• Task instructions:
Return each line of the listing that contains the string "Generate".
-- START OF Exercise material --
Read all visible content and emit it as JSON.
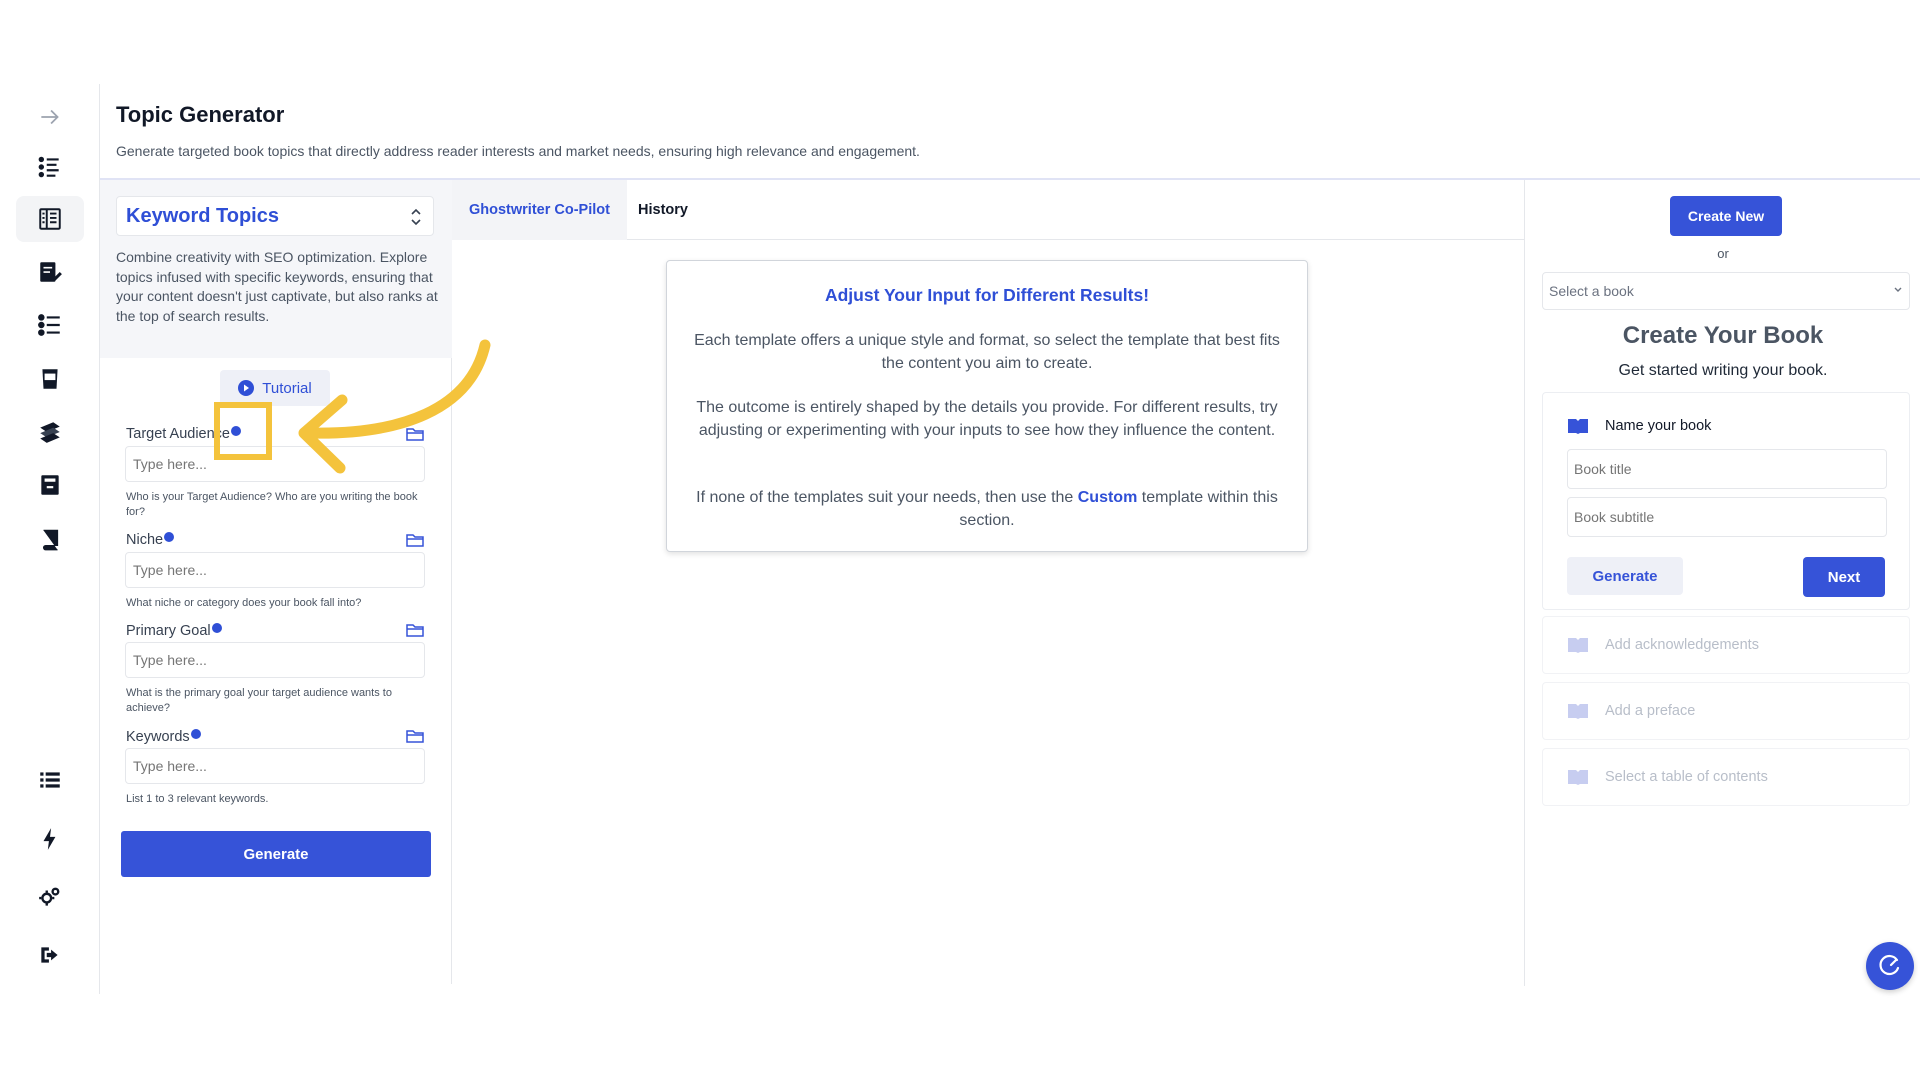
{
  "header": {
    "title": "Topic Generator",
    "description": "Generate targeted book topics that directly address reader interests and market needs, ensuring high relevance and engagement."
  },
  "rail": {
    "icons": [
      "arrow-right-icon",
      "numbered-list-icon",
      "book-layout-icon",
      "book-edit-icon",
      "checklist-icon",
      "cup-icon",
      "books-stack-icon",
      "archive-icon",
      "book-icon",
      "list-icon",
      "lightning-icon",
      "gears-icon",
      "logout-icon"
    ],
    "active_index": 2
  },
  "form": {
    "topic_select": "Keyword Topics",
    "topic_description": "Combine creativity with SEO optimization. Explore topics infused with specific keywords, ensuring that your content doesn't just captivate, but also ranks at the top of search results.",
    "tutorial_label": "Tutorial",
    "fields": [
      {
        "label": "Target Audience",
        "placeholder": "Type here...",
        "help": "Who is your Target Audience? Who are you writing the book for?"
      },
      {
        "label": "Niche",
        "placeholder": "Type here...",
        "help": "What niche or category does your book fall into?"
      },
      {
        "label": "Primary Goal",
        "placeholder": "Type here...",
        "help": "What is the primary goal your target audience wants to achieve?"
      },
      {
        "label": "Keywords",
        "placeholder": "Type here...",
        "help": "List 1 to 3 relevant keywords."
      }
    ],
    "generate_label": "Generate"
  },
  "tabs": [
    {
      "label": "Ghostwriter Co-Pilot",
      "active": true
    },
    {
      "label": "History",
      "active": false
    }
  ],
  "info_card": {
    "title": "Adjust Your Input for Different Results!",
    "para1": "Each template offers a unique style and format, so select the template that best fits the content you aim to create.",
    "para2": "The outcome is entirely shaped by the details you provide. For different results, try adjusting or experimenting with your inputs to see how they influence the content.",
    "para3_before": "If none of the templates suit your needs, then use the ",
    "para3_link": "Custom",
    "para3_after": " template within this section."
  },
  "right": {
    "create_new_label": "Create New",
    "or_text": "or",
    "select_book_placeholder": "Select a book",
    "title": "Create Your Book",
    "subtitle": "Get started writing your book.",
    "step1_label": "Name your book",
    "book_title_placeholder": "Book title",
    "book_subtitle_placeholder": "Book subtitle",
    "generate_label": "Generate",
    "next_label": "Next",
    "steps": [
      "Add acknowledgements",
      "Add a preface",
      "Select a table of contents"
    ]
  },
  "colors": {
    "accent": "#3653d8",
    "highlight": "#f4c33c"
  }
}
-- END OF Exercise material --
• Written solution:
    "description": "Generate targeted book topics that directly address reader interests and market needs, ensuring high relevance and engagement."
    "generate_label": "Generate"
    "generate_label": "Generate",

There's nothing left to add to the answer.